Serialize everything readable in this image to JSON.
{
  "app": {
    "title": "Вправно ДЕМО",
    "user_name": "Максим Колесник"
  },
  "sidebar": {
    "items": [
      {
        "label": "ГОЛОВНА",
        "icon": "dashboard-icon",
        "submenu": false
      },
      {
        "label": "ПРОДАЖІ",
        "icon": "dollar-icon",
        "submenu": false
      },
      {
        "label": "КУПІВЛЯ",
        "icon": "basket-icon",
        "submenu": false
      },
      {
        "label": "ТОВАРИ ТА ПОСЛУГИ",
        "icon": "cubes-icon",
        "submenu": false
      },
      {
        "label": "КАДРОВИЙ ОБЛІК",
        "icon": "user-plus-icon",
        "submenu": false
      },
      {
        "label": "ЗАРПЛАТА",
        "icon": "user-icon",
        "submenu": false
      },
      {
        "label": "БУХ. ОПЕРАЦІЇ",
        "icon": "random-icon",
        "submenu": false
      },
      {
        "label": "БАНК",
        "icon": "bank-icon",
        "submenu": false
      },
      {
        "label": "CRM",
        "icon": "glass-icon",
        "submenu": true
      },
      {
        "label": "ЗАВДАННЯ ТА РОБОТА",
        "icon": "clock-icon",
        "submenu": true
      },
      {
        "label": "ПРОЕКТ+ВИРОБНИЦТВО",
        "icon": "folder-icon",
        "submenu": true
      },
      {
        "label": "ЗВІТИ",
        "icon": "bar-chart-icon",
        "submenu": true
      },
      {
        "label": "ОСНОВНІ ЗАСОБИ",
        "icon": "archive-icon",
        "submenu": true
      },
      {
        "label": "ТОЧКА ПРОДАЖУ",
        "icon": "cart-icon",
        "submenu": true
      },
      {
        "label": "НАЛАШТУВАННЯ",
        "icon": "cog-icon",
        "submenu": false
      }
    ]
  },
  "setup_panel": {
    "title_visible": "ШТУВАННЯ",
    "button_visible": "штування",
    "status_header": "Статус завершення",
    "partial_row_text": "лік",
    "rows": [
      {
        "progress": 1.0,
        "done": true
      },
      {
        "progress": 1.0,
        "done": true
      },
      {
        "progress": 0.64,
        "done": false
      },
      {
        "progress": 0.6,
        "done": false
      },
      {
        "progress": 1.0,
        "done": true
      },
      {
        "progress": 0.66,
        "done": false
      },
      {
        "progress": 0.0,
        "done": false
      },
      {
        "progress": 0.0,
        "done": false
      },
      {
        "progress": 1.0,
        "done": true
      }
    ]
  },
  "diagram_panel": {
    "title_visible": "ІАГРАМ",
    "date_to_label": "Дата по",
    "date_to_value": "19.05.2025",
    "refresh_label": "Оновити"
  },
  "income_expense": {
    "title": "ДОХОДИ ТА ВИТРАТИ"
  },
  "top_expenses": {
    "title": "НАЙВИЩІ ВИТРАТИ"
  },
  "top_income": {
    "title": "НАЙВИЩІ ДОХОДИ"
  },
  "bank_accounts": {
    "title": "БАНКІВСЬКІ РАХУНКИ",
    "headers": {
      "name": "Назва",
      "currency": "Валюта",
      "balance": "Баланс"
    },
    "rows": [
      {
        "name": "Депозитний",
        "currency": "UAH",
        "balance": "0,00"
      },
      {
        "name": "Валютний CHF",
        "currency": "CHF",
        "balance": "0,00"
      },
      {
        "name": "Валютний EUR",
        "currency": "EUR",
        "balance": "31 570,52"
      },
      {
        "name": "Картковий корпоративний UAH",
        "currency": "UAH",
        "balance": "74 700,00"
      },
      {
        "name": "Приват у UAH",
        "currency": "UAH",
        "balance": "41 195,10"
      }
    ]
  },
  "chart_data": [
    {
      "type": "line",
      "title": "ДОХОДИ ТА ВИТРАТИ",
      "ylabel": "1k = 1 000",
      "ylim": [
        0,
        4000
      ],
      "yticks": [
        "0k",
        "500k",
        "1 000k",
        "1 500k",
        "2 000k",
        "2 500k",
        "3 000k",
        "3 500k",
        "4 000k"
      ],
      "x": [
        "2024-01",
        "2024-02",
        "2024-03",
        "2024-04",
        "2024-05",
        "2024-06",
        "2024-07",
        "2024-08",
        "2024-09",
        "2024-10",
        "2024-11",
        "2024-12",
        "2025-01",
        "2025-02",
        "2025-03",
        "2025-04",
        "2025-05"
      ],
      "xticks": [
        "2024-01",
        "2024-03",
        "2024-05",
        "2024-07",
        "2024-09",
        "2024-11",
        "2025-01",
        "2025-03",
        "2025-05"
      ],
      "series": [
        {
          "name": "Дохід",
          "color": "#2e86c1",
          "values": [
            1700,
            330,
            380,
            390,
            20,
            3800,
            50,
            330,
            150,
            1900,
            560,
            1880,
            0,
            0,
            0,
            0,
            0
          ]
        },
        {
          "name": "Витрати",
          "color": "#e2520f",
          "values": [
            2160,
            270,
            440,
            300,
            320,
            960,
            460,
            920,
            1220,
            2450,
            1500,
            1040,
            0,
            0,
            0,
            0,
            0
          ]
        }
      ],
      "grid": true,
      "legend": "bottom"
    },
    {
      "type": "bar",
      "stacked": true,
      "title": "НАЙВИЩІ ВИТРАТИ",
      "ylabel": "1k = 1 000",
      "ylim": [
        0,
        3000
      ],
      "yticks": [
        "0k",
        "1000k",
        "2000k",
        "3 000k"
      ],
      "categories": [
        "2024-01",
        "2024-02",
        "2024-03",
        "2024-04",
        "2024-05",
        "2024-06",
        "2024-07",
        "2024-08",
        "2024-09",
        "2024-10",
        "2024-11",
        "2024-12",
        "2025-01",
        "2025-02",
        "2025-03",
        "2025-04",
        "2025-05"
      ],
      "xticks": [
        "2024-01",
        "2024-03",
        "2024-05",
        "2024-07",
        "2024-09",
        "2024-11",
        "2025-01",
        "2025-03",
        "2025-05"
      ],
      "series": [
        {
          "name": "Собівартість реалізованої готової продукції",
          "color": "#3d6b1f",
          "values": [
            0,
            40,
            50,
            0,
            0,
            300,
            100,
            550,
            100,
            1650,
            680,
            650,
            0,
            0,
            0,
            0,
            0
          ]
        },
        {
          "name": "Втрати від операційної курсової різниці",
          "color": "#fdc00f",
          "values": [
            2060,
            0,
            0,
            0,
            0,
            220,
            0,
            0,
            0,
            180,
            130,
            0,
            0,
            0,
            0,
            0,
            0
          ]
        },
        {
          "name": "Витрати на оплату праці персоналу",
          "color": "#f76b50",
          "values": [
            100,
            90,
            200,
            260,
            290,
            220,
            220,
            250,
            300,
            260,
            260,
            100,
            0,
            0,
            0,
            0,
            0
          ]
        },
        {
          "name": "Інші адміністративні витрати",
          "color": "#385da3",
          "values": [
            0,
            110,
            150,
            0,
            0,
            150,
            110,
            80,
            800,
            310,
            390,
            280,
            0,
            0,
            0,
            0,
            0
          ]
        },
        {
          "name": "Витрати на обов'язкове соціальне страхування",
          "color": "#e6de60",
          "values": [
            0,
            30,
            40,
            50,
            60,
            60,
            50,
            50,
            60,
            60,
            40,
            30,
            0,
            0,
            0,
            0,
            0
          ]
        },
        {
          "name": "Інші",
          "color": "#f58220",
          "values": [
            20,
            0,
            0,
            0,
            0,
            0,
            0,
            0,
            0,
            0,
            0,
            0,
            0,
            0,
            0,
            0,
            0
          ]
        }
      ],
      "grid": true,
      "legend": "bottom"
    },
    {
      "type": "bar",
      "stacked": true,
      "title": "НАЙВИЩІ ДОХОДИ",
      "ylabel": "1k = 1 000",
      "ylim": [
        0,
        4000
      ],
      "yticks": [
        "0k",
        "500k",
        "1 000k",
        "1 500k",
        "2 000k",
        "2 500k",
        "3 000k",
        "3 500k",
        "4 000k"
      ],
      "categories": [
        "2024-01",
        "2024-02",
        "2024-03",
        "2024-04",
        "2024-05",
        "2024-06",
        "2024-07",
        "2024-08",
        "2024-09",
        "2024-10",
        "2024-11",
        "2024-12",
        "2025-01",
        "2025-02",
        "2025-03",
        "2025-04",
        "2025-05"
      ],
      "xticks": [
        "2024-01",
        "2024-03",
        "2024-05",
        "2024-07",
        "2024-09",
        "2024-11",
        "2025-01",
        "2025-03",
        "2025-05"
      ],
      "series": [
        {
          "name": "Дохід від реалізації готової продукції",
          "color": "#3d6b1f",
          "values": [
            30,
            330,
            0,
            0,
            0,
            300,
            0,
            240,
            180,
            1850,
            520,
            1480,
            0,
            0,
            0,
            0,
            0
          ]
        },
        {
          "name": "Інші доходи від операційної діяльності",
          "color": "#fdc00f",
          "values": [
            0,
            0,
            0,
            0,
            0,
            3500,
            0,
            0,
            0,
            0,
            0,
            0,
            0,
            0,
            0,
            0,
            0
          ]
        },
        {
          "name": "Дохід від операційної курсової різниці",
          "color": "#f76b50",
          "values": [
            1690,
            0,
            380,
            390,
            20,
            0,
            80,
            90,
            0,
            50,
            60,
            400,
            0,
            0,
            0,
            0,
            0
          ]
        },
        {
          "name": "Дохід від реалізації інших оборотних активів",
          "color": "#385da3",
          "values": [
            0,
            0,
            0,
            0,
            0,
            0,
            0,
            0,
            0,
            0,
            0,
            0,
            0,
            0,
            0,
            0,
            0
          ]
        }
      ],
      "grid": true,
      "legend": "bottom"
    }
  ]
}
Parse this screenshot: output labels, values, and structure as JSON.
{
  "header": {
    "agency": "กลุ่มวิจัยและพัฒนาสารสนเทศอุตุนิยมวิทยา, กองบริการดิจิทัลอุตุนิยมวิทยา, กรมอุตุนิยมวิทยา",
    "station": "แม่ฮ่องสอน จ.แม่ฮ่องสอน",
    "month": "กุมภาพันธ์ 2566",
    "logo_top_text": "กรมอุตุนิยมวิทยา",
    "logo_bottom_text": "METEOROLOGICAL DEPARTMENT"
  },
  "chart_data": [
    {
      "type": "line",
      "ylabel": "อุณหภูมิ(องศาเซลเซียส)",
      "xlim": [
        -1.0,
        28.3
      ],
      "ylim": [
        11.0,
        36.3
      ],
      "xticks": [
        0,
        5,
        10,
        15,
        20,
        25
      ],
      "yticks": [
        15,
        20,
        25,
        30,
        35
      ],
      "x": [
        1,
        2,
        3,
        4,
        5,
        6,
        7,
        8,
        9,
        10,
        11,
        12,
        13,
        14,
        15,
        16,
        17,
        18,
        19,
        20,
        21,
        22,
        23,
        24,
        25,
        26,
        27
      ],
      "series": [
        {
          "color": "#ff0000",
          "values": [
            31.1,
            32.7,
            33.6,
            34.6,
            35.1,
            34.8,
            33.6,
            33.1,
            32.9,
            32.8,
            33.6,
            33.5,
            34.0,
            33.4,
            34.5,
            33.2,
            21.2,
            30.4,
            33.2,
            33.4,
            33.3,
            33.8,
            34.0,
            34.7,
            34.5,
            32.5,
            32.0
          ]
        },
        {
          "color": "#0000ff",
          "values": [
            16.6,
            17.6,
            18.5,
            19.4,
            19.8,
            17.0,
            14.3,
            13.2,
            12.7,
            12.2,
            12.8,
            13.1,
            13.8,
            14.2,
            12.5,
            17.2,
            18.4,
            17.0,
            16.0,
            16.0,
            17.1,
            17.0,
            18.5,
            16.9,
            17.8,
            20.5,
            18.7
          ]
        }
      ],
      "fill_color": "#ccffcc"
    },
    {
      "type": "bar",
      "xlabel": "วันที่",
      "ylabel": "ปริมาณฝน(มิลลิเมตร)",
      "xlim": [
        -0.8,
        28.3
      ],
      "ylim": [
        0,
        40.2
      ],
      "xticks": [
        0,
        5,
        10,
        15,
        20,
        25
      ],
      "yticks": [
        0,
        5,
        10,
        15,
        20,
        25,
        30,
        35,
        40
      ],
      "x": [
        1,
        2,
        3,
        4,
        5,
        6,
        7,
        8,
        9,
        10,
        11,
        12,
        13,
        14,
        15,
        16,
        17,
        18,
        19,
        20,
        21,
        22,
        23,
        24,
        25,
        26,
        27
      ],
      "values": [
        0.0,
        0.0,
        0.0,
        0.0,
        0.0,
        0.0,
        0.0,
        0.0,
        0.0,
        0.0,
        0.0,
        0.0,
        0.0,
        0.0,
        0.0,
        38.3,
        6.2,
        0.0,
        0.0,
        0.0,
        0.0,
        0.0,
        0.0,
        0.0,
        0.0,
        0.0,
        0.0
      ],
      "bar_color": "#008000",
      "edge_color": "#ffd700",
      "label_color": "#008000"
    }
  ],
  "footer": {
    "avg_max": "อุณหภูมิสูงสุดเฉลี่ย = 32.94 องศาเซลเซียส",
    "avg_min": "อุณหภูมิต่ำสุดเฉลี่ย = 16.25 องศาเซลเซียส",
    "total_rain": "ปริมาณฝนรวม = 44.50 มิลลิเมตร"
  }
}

:: Exercise description ::
All lines above with "balance" in them should be returned.

:: Exercise solution ::
      "balance": "Баланс"
        "balance": "0,00"
        "balance": "0,00"
        "balance": "31 570,52"
        "balance": "74 700,00"
        "balance": "41 195,10"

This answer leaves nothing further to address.